TASK PROMPT:
Pick out every line of the entries below where "Baden" occurs, and copy those lines.
------
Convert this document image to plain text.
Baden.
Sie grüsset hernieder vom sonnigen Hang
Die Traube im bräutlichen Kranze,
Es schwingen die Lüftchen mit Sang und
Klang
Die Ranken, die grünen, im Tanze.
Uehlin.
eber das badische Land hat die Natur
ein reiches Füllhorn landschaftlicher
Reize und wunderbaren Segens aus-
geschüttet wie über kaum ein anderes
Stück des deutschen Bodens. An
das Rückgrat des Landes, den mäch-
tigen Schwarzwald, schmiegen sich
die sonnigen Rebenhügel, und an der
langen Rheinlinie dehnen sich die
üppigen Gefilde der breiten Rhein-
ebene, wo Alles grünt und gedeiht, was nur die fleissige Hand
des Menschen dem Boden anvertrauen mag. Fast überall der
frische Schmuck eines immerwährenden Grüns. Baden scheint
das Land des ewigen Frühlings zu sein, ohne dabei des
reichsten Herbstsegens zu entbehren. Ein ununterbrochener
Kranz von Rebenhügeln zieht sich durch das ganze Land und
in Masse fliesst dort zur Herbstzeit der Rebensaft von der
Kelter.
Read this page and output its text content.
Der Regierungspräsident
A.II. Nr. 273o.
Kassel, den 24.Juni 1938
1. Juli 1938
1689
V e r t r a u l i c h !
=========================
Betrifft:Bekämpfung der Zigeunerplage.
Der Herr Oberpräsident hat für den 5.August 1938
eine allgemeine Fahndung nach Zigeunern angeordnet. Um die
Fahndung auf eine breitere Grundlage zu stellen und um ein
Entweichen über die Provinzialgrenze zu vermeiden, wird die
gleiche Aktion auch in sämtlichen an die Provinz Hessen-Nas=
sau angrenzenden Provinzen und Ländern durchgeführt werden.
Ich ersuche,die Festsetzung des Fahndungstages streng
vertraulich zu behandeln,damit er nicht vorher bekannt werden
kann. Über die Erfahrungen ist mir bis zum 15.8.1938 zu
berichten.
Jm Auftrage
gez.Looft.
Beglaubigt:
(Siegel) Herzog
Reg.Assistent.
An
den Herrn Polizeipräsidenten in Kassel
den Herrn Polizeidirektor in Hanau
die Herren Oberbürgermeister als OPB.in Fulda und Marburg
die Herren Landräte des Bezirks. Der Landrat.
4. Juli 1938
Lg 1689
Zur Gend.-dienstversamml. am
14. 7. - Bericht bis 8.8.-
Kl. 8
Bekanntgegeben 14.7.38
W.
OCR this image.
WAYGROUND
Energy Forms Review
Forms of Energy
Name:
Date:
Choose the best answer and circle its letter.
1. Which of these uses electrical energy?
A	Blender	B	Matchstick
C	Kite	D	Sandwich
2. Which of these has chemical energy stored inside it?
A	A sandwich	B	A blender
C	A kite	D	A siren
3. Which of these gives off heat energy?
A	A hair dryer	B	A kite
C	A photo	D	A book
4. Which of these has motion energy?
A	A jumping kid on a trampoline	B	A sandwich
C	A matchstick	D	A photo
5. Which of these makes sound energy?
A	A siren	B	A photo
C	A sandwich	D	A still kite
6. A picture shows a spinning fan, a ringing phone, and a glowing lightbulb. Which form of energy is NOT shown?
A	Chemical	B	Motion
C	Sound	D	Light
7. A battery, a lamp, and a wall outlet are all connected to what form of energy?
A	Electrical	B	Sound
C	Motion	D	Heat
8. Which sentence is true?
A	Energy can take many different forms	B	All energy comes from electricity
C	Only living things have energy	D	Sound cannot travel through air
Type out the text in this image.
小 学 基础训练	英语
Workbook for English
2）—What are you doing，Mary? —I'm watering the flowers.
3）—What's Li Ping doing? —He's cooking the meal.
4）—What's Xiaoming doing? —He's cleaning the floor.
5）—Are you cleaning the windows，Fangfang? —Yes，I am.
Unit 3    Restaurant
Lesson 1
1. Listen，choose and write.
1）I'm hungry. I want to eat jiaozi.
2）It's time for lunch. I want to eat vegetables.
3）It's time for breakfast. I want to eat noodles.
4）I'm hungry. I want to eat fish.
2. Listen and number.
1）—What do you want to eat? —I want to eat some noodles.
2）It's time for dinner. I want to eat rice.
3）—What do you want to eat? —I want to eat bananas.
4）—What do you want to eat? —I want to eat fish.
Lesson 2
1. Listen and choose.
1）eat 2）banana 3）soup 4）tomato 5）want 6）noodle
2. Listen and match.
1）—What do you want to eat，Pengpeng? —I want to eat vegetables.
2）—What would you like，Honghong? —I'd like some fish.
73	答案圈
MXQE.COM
------
TASK OUTPUT:
Baden.
frische Schmuck eines immerwährenden Grüns. Baden scheint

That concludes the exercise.